▸ **СУТЬ ЗАДАНИЯ**
В каком году, согласно тексту о споре марксизма и позитивизма, вышла работа Ленина «Материализм и эмпириокритицизм»?

Нет ничего практичнее хорошей теории
(старая истина)
Философские споры только кажутся далёкими от повседневной жизни. Как говорил выдающийся советский философ Э.В. Ильенков, столетие со дня рождения которого отмечалось в феврале, не соприкасается с философией только тот, кто вообще не мыслит. Хочешь не хочешь, но, усвоив себе тот или иной способ мышления, усваиваешь и какую-то философию. «И лучше знать, что именно ты глотаешь», чтоб не пожалеть потом, потому что «бледная поганка бывает очень похожа на шампиньон».
Есть идейные споры, составляющие нерв, сердцевину интеллектуальной жизни эпохи. Модифицируясь с учётом жизненных реалий, меняя флагманы, а иногда и флаги, облачение и виды оружия, они проходят в борьбе сквозь жизнь поколений, отражая ключевое, магистральное направление идейной и практической политической борьбы и в значительной мере определяя исторические изменения (насколько в принципе способны на это факторы, принадлежащие к надстройке). Таким спором является спор марксистской мысли и позитивизма. Их борьба уже более столетия проходит через крупнейшие события нашей истории. Проходит (никуда не денешься) в контексте мирового противоборства. И нынешние поиски выхода из агонизирующего капитализма, который, сползая в небытие, тащит туда же всё человечество, лежат на этой же оси, идейной и практической. Эта ось не всегда заметна — философия не обыденный разговор за чаем; но для «замазывания» этой связи немало сделала и догматизация марксистской мысли в СССР и её преподавания.
Взять полемику Ленина с махистами в знаменитой работе «Материализм и эмпириокритицизм» далёкого 1909 года. Эта действительно одна из самых ярких вех борьбы марксистской и позитивистской мысли хорошо известна у нас в стране благодаря обязательному изучению в советских вузах. Обязательность плюс массовость неплохо поднимали общий уровень мышления — это плюс. Но есть и минусы — в частности, преподносилась работа в отрыве от дальнейшего развития спора с его выходами на практическую плоскость, а между тем ведь всё только начиналось.
Что должен был усвоить здесь советский студент, согласно установкам позднесоветских учебников и философских словарей? Что Ленин защитил материализм в условиях кризиса в физике, когда многим показалось, что «материя исчезла»; разгромил махистов, зарубежных и русских, показав, что махизм — тот же «старый добрый» субъективный идеализм, только в модной на тот момент упаковке; проанализировал основные философские категории, в том числе категорию «материя», развил марксистскую теорию познания.
Линия противостояния обозначалась очень общо: марксистская (революционная) позиция против буржуазной ревизии марксизма. Не давалось связи этой философской битвы с дальнейшими событиями идейной и политической борьбы в нашей стране. Например, с острыми экономическими дискуссиями в СССР 1920-х годов, где позицию против форсирования индустриализации представляли те же идеи и часто даже те же лица, с которыми спорил Ленин за полтора десятка лет до этого. А ведь ценой вопроса тогда стала ни больше ни меньше знаменитая дилемма: или индустриализация в кратчайший срок, «или нас сомнут» в предстоящей войне, то есть вопрос с практической точки зрения был более чем значим для каждого.

▸ **ИСХОДНЫЕ ДАННЫЕ**

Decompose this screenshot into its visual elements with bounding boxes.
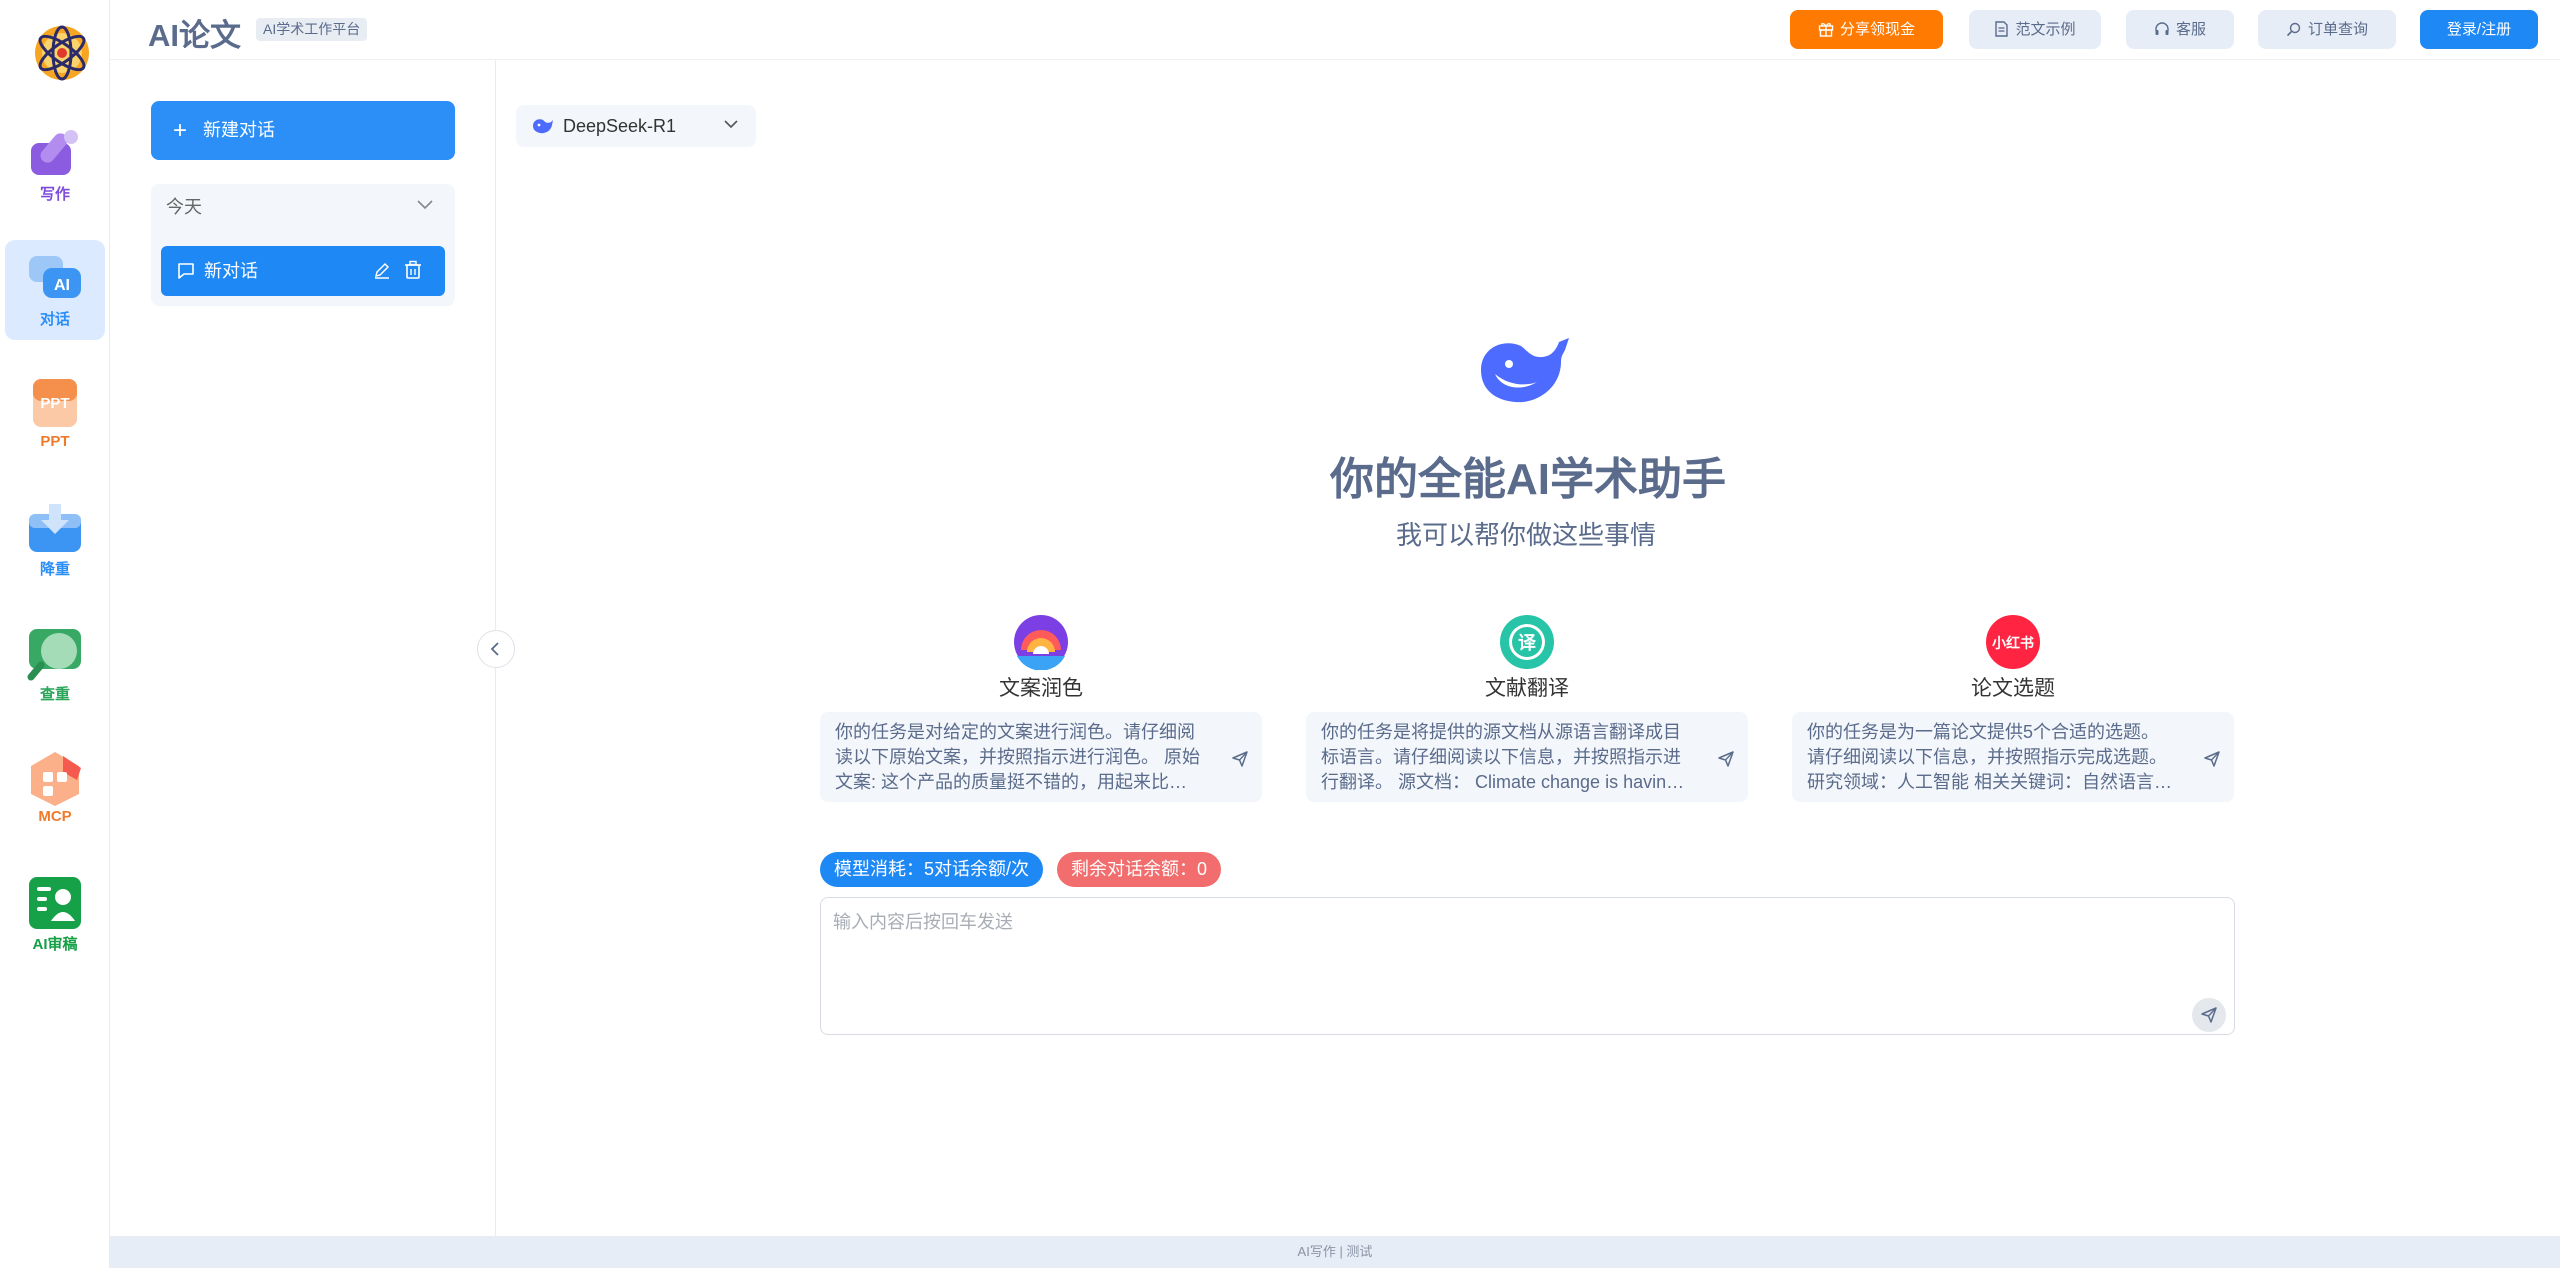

▸ **РЕЗУЛЬТАТ ЗАДАНИЯ**
В 1909 году.